**** EXERCISE MATERIALS ****

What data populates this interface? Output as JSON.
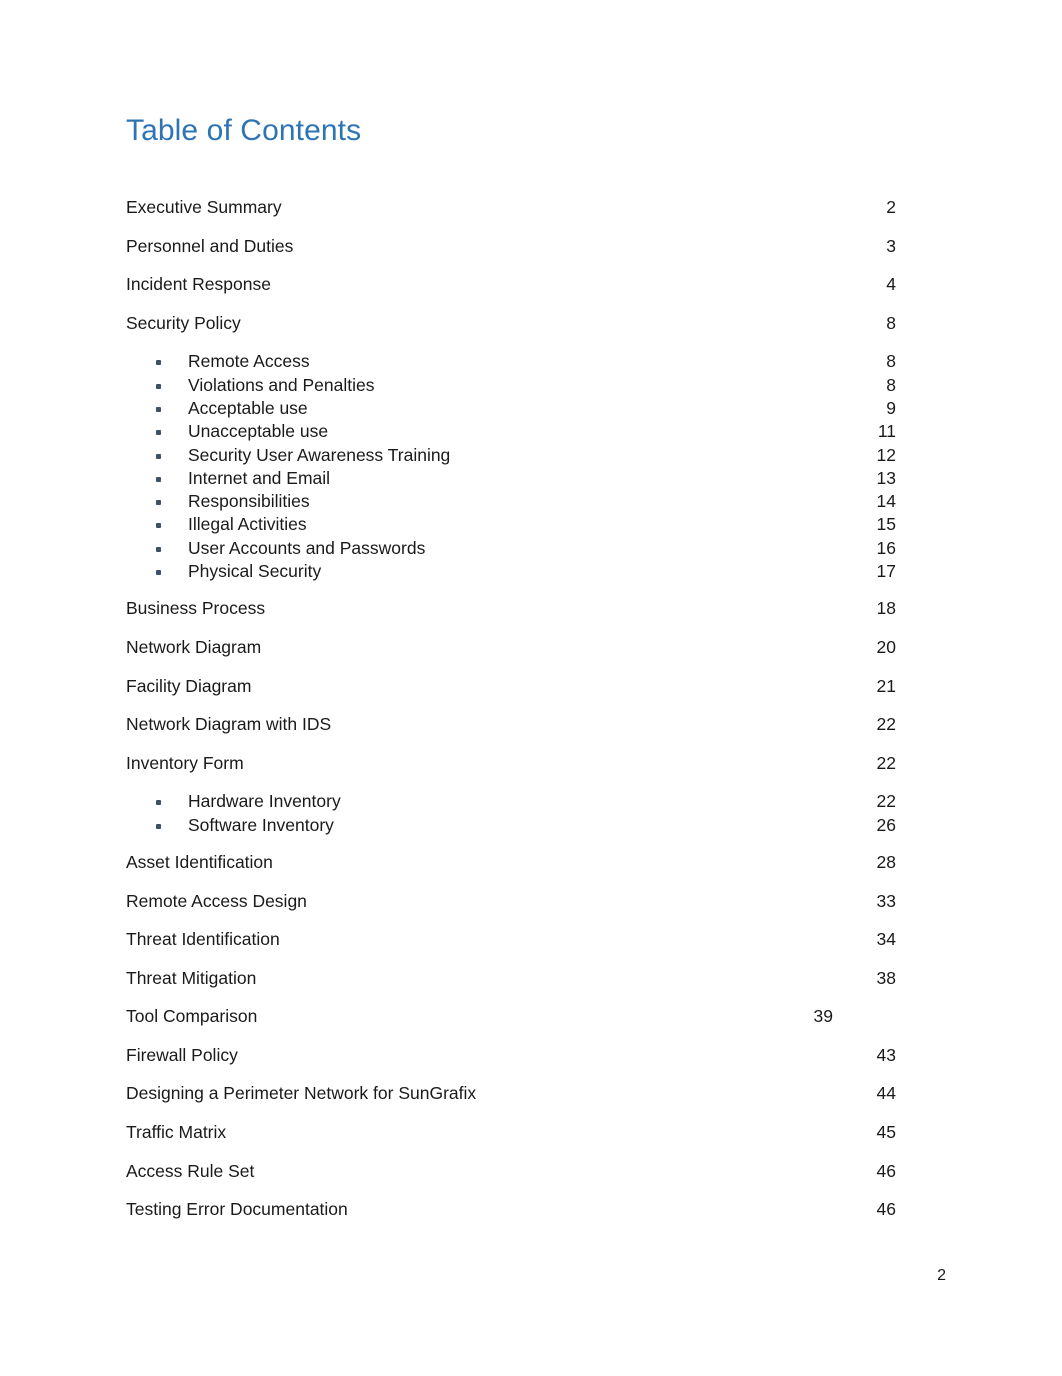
{
  "document": {
    "heading": "Table of Contents",
    "heading_color": "#2E74B5",
    "bullet_color": "#3C5068",
    "text_color": "#1a1a1a",
    "footer_page_number": "2"
  },
  "toc": {
    "entries": [
      {
        "title": "Executive Summary",
        "page": "2"
      },
      {
        "title": "Personnel and Duties",
        "page": "3"
      },
      {
        "title": "Incident Response",
        "page": "4"
      },
      {
        "title": "Security Policy",
        "page": "8"
      },
      {
        "title": "Business Process",
        "page": "18"
      },
      {
        "title": "Network Diagram",
        "page": "20"
      },
      {
        "title": "Facility Diagram",
        "page": "21"
      },
      {
        "title": "Network Diagram with IDS",
        "page": "22"
      },
      {
        "title": "Inventory Form",
        "page": "22"
      },
      {
        "title": "Asset Identification",
        "page": "28"
      },
      {
        "title": "Remote Access Design",
        "page": "33"
      },
      {
        "title": "Threat Identification",
        "page": "34"
      },
      {
        "title": "Threat Mitigation",
        "page": "38"
      },
      {
        "title": "Tool Comparison",
        "page": "39"
      },
      {
        "title": "Firewall Policy",
        "page": "43"
      },
      {
        "title": "Designing a Perimeter Network for SunGrafix",
        "page": "44"
      },
      {
        "title": "Traffic Matrix",
        "page": "45"
      },
      {
        "title": "Access Rule Set",
        "page": "46"
      },
      {
        "title": "Testing Error Documentation",
        "page": "46"
      }
    ],
    "security_policy_subitems": [
      {
        "title": "Remote Access",
        "page": "8"
      },
      {
        "title": "Violations and Penalties",
        "page": "8"
      },
      {
        "title": "Acceptable use",
        "page": "9"
      },
      {
        "title": "Unacceptable use",
        "page": "11"
      },
      {
        "title": "Security User Awareness Training",
        "page": "12"
      },
      {
        "title": "Internet and Email",
        "page": "13"
      },
      {
        "title": "Responsibilities",
        "page": "14"
      },
      {
        "title": "Illegal Activities",
        "page": "15"
      },
      {
        "title": "User Accounts and Passwords",
        "page": "16"
      },
      {
        "title": "Physical Security",
        "page": "17"
      }
    ],
    "inventory_form_subitems": [
      {
        "title": "Hardware Inventory",
        "page": "22"
      },
      {
        "title": "Software Inventory",
        "page": "26"
      }
    ]
  }
}
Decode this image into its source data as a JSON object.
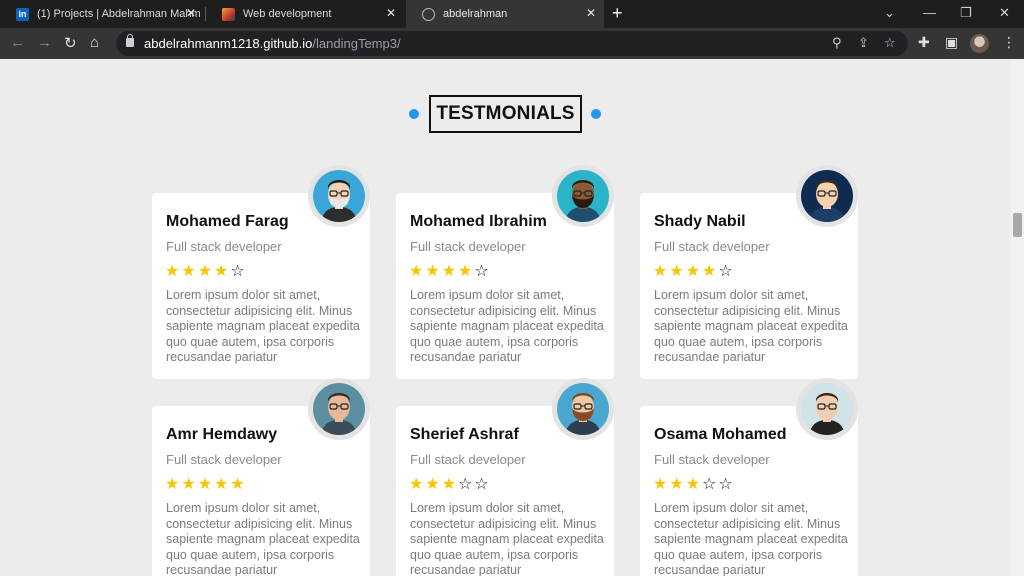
{
  "browser": {
    "tabs": [
      {
        "title": "(1) Projects | Abdelrahman Mahm",
        "favicon": "linkedin-icon"
      },
      {
        "title": "Web development",
        "favicon": "image-favicon-icon"
      },
      {
        "title": "abdelrahman",
        "favicon": "globe-icon"
      }
    ],
    "url_host": "abdelrahmanm1218.github.io",
    "url_path": "/landingTemp3/"
  },
  "section": {
    "title": "TESTMONIALS",
    "accent_color": "#2196f3"
  },
  "testimonials": [
    {
      "name": "Mohamed Farag",
      "role": "Full stack developer",
      "rating": 4,
      "text": "Lorem ipsum dolor sit amet, consectetur adipisicing elit. Minus sapiente magnam placeat expedita quo quae autem, ipsa corporis recusandae pariatur",
      "avatar": "avatar-beard-glasses-icon"
    },
    {
      "name": "Mohamed Ibrahim",
      "role": "Full stack developer",
      "rating": 4,
      "text": "Lorem ipsum dolor sit amet, consectetur adipisicing elit. Minus sapiente magnam placeat expedita quo quae autem, ipsa corporis recusandae pariatur",
      "avatar": "avatar-sunglasses-icon"
    },
    {
      "name": "Shady Nabil",
      "role": "Full stack developer",
      "rating": 4,
      "text": "Lorem ipsum dolor sit amet, consectetur adipisicing elit. Minus sapiente magnam placeat expedita quo quae autem, ipsa corporis recusandae pariatur",
      "avatar": "avatar-glasses-icon"
    },
    {
      "name": "Amr Hemdawy",
      "role": "Full stack developer",
      "rating": 5,
      "text": "Lorem ipsum dolor sit amet, consectetur adipisicing elit. Minus sapiente magnam placeat expedita quo quae autem, ipsa corporis recusandae pariatur",
      "avatar": "avatar-pink-glasses-icon"
    },
    {
      "name": "Sherief Ashraf",
      "role": "Full stack developer",
      "rating": 3,
      "text": "Lorem ipsum dolor sit amet, consectetur adipisicing elit. Minus sapiente magnam placeat expedita quo quae autem, ipsa corporis recusandae pariatur",
      "avatar": "avatar-beard-icon"
    },
    {
      "name": "Osama Mohamed",
      "role": "Full stack developer",
      "rating": 3,
      "text": "Lorem ipsum dolor sit amet, consectetur adipisicing elit. Minus sapiente magnam placeat expedita quo quae autem, ipsa corporis recusandae pariatur",
      "avatar": "avatar-aviator-icon"
    }
  ]
}
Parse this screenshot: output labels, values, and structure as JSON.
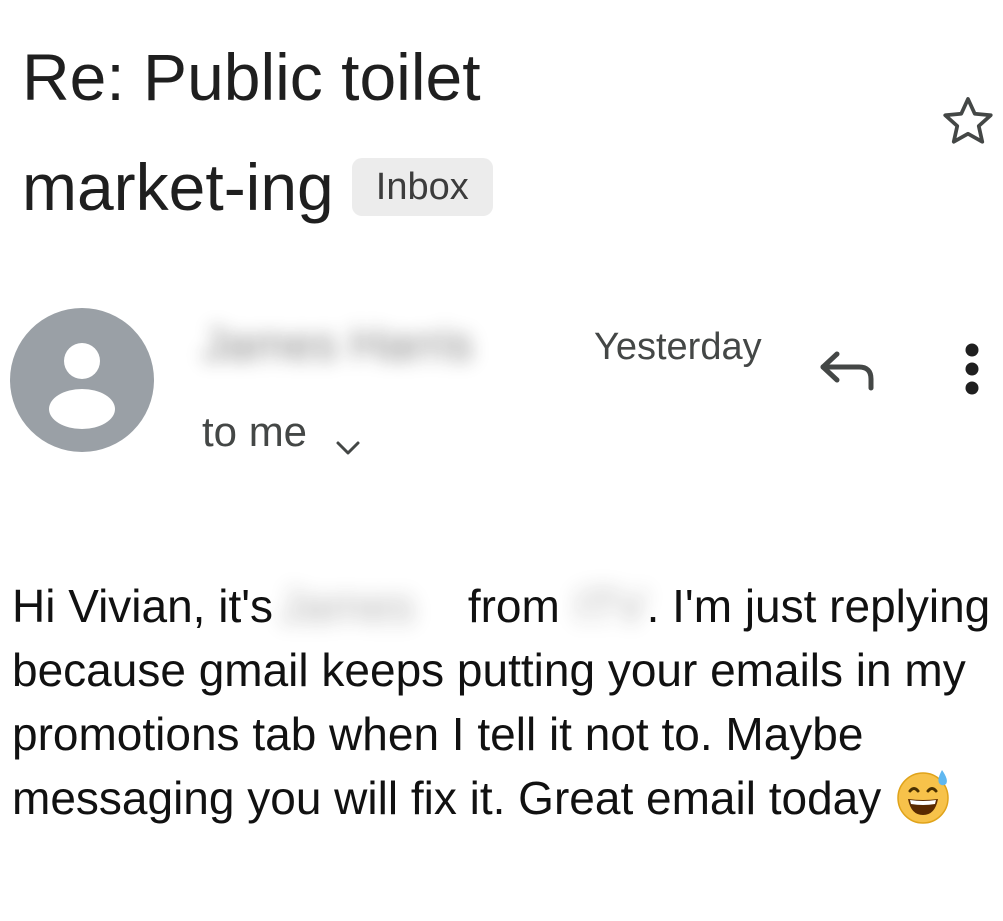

****

* _PROBLEM TO WORK ON_: Give the data above again in full and unchanged, skipping the pictures.

* _SOLUTION BELOW_:
What data populates this interface? Output as JSON.
{
  "document": {
    "heading": "Table of Contents",
    "heading_color": "#2E74B5",
    "bullet_color": "#3C5068",
    "text_color": "#1a1a1a",
    "footer_page_number": "2"
  },
  "toc": {
    "entries": [
      {
        "title": "Executive Summary",
        "page": "2"
      },
      {
        "title": "Personnel and Duties",
        "page": "3"
      },
      {
        "title": "Incident Response",
        "page": "4"
      },
      {
        "title": "Security Policy",
        "page": "8"
      },
      {
        "title": "Business Process",
        "page": "18"
      },
      {
        "title": "Network Diagram",
        "page": "20"
      },
      {
        "title": "Facility Diagram",
        "page": "21"
      },
      {
        "title": "Network Diagram with IDS",
        "page": "22"
      },
      {
        "title": "Inventory Form",
        "page": "22"
      },
      {
        "title": "Asset Identification",
        "page": "28"
      },
      {
        "title": "Remote Access Design",
        "page": "33"
      },
      {
        "title": "Threat Identification",
        "page": "34"
      },
      {
        "title": "Threat Mitigation",
        "page": "38"
      },
      {
        "title": "Tool Comparison",
        "page": "39"
      },
      {
        "title": "Firewall Policy",
        "page": "43"
      },
      {
        "title": "Designing a Perimeter Network for SunGrafix",
        "page": "44"
      },
      {
        "title": "Traffic Matrix",
        "page": "45"
      },
      {
        "title": "Access Rule Set",
        "page": "46"
      },
      {
        "title": "Testing Error Documentation",
        "page": "46"
      }
    ],
    "security_policy_subitems": [
      {
        "title": "Remote Access",
        "page": "8"
      },
      {
        "title": "Violations and Penalties",
        "page": "8"
      },
      {
        "title": "Acceptable use",
        "page": "9"
      },
      {
        "title": "Unacceptable use",
        "page": "11"
      },
      {
        "title": "Security User Awareness Training",
        "page": "12"
      },
      {
        "title": "Internet and Email",
        "page": "13"
      },
      {
        "title": "Responsibilities",
        "page": "14"
      },
      {
        "title": "Illegal Activities",
        "page": "15"
      },
      {
        "title": "User Accounts and Passwords",
        "page": "16"
      },
      {
        "title": "Physical Security",
        "page": "17"
      }
    ],
    "inventory_form_subitems": [
      {
        "title": "Hardware Inventory",
        "page": "22"
      },
      {
        "title": "Software Inventory",
        "page": "26"
      }
    ]
  }
}
Decode this image into its source data as a JSON object.
{
  "browser": {
    "tabs": [
      {
        "title": "(1) Projects | Abdelrahman Mahm",
        "favicon": "linkedin-icon"
      },
      {
        "title": "Web development",
        "favicon": "image-favicon-icon"
      },
      {
        "title": "abdelrahman",
        "favicon": "globe-icon"
      }
    ],
    "url_host": "abdelrahmanm1218.github.io",
    "url_path": "/landingTemp3/"
  },
  "section": {
    "title": "TESTMONIALS",
    "accent_color": "#2196f3"
  },
  "testimonials": [
    {
      "name": "Mohamed Farag",
      "role": "Full stack developer",
      "rating": 4,
      "text": "Lorem ipsum dolor sit amet, consectetur adipisicing elit. Minus sapiente magnam placeat expedita quo quae autem, ipsa corporis recusandae pariatur",
      "avatar": "avatar-beard-glasses-icon"
    },
    {
      "name": "Mohamed Ibrahim",
      "role": "Full stack developer",
      "rating": 4,
      "text": "Lorem ipsum dolor sit amet, consectetur adipisicing elit. Minus sapiente magnam placeat expedita quo quae autem, ipsa corporis recusandae pariatur",
      "avatar": "avatar-sunglasses-icon"
    },
    {
      "name": "Shady Nabil",
      "role": "Full stack developer",
      "rating": 4,
      "text": "Lorem ipsum dolor sit amet, consectetur adipisicing elit. Minus sapiente magnam placeat expedita quo quae autem, ipsa corporis recusandae pariatur",
      "avatar": "avatar-glasses-icon"
    },
    {
      "name": "Amr Hemdawy",
      "role": "Full stack developer",
      "rating": 5,
      "text": "Lorem ipsum dolor sit amet, consectetur adipisicing elit. Minus sapiente magnam placeat expedita quo quae autem, ipsa corporis recusandae pariatur",
      "avatar": "avatar-pink-glasses-icon"
    },
    {
      "name": "Sherief Ashraf",
      "role": "Full stack developer",
      "rating": 3,
      "text": "Lorem ipsum dolor sit amet, consectetur adipisicing elit. Minus sapiente magnam placeat expedita quo quae autem, ipsa corporis recusandae pariatur",
      "avatar": "avatar-beard-icon"
    },
    {
      "name": "Osama Mohamed",
      "role": "Full stack developer",
      "rating": 3,
      "text": "Lorem ipsum dolor sit amet, consectetur adipisicing elit. Minus sapiente magnam placeat expedita quo quae autem, ipsa corporis recusandae pariatur",
      "avatar": "avatar-aviator-icon"
    }
  ]
}
Parse this screenshot: output labels, values, and structure as JSON.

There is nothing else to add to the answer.